[Data entries]
[Begin]

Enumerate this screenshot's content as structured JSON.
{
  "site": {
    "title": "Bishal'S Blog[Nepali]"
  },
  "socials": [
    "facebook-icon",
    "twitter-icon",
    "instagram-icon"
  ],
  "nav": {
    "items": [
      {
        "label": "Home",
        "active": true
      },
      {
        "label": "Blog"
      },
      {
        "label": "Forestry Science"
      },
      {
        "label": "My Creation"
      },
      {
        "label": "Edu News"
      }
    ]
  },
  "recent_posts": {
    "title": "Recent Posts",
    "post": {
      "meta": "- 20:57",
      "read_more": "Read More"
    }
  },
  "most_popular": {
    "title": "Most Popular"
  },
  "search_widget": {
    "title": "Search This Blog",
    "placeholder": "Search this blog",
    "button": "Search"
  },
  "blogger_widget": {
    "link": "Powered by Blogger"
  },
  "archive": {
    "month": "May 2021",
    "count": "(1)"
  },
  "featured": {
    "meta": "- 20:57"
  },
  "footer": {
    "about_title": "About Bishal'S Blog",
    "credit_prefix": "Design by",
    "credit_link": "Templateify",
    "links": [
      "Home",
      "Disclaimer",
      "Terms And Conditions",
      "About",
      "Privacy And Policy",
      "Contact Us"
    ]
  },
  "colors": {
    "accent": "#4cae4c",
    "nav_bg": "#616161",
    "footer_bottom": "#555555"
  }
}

[End]

** What to do **
Wherever "About" shows up in a line, copy that line.

** Solution below **
    "about_title": "About Bishal'S Blog",
      "About",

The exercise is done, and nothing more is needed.